_Given instruction_
Skip the images and copy each record exactly as written.

[BEGIN Materials provided]

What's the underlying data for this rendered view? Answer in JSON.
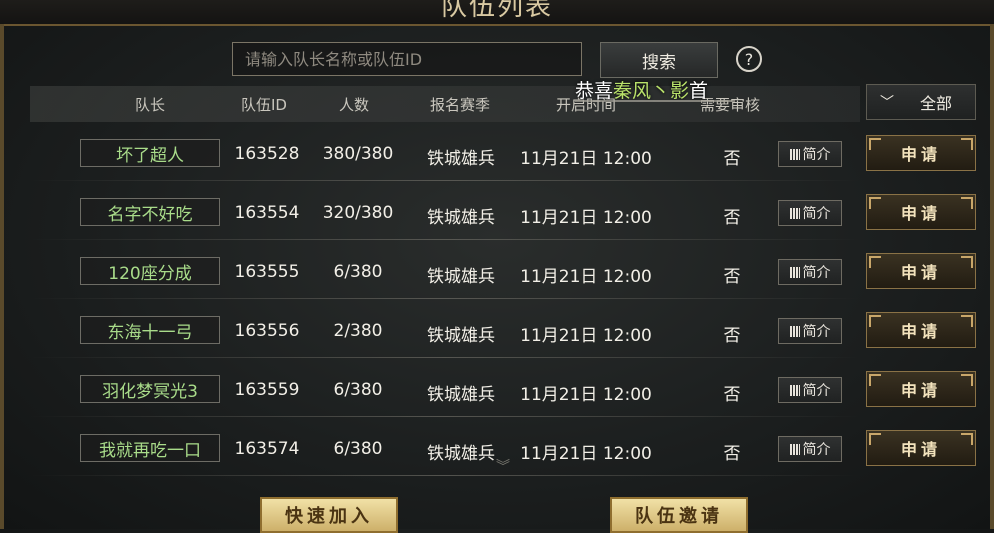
{
  "window": {
    "title": "队伍列表"
  },
  "search": {
    "placeholder": "请输入队长名称或队伍ID",
    "button_label": "搜索",
    "help_label": "?"
  },
  "banner": {
    "prefix": "恭喜",
    "highlight": "秦风丶影",
    "suffix": "首"
  },
  "filter": {
    "label": "全部",
    "icon": "chevron-down-icon"
  },
  "table": {
    "headers": [
      "队长",
      "队伍ID",
      "人数",
      "报名赛季",
      "开启时间",
      "需要审核"
    ],
    "intro_label": "简介",
    "apply_label": "申请",
    "rows": [
      {
        "leader": "坏了超人",
        "team_id": "163528",
        "members": "380/380",
        "season": "铁城雄兵",
        "start_time": "11月21日 12:00",
        "review": "否"
      },
      {
        "leader": "名字不好吃",
        "team_id": "163554",
        "members": "320/380",
        "season": "铁城雄兵",
        "start_time": "11月21日 12:00",
        "review": "否"
      },
      {
        "leader": "120座分成",
        "team_id": "163555",
        "members": "6/380",
        "season": "铁城雄兵",
        "start_time": "11月21日 12:00",
        "review": "否"
      },
      {
        "leader": "东海十一弓",
        "team_id": "163556",
        "members": "2/380",
        "season": "铁城雄兵",
        "start_time": "11月21日 12:00",
        "review": "否"
      },
      {
        "leader": "羽化梦冥光3",
        "team_id": "163559",
        "members": "6/380",
        "season": "铁城雄兵",
        "start_time": "11月21日 12:00",
        "review": "否"
      },
      {
        "leader": "我就再吃一口",
        "team_id": "163574",
        "members": "6/380",
        "season": "铁城雄兵",
        "start_time": "11月21日 12:00",
        "review": "否"
      }
    ]
  },
  "footer": {
    "quick_join": "快速加入",
    "invite": "队伍邀请"
  },
  "colors": {
    "leader_text": "#a9dc8a",
    "banner_highlight": "#b9e26a",
    "gold": "#cdb06a"
  }
}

[END Materials provided]

_Final result_
What's the underlying data for this rendered view? Answer in JSON.
{
  "window": {
    "title": "队伍列表"
  },
  "search": {
    "placeholder": "请输入队长名称或队伍ID",
    "button_label": "搜索",
    "help_label": "?"
  },
  "banner": {
    "prefix": "恭喜",
    "highlight": "秦风丶影",
    "suffix": "首"
  },
  "filter": {
    "label": "全部",
    "icon": "chevron-down-icon"
  },
  "table": {
    "headers": [
      "队长",
      "队伍ID",
      "人数",
      "报名赛季",
      "开启时间",
      "需要审核"
    ],
    "intro_label": "简介",
    "apply_label": "申请",
    "rows": [
      {
        "leader": "坏了超人",
        "team_id": "163528",
        "members": "380/380",
        "season": "铁城雄兵",
        "start_time": "11月21日 12:00",
        "review": "否"
      },
      {
        "leader": "名字不好吃",
        "team_id": "163554",
        "members": "320/380",
        "season": "铁城雄兵",
        "start_time": "11月21日 12:00",
        "review": "否"
      },
      {
        "leader": "120座分成",
        "team_id": "163555",
        "members": "6/380",
        "season": "铁城雄兵",
        "start_time": "11月21日 12:00",
        "review": "否"
      },
      {
        "leader": "东海十一弓",
        "team_id": "163556",
        "members": "2/380",
        "season": "铁城雄兵",
        "start_time": "11月21日 12:00",
        "review": "否"
      },
      {
        "leader": "羽化梦冥光3",
        "team_id": "163559",
        "members": "6/380",
        "season": "铁城雄兵",
        "start_time": "11月21日 12:00",
        "review": "否"
      },
      {
        "leader": "我就再吃一口",
        "team_id": "163574",
        "members": "6/380",
        "season": "铁城雄兵",
        "start_time": "11月21日 12:00",
        "review": "否"
      }
    ]
  },
  "footer": {
    "quick_join": "快速加入",
    "invite": "队伍邀请"
  },
  "colors": {
    "leader_text": "#a9dc8a",
    "banner_highlight": "#b9e26a",
    "gold": "#cdb06a"
  }
}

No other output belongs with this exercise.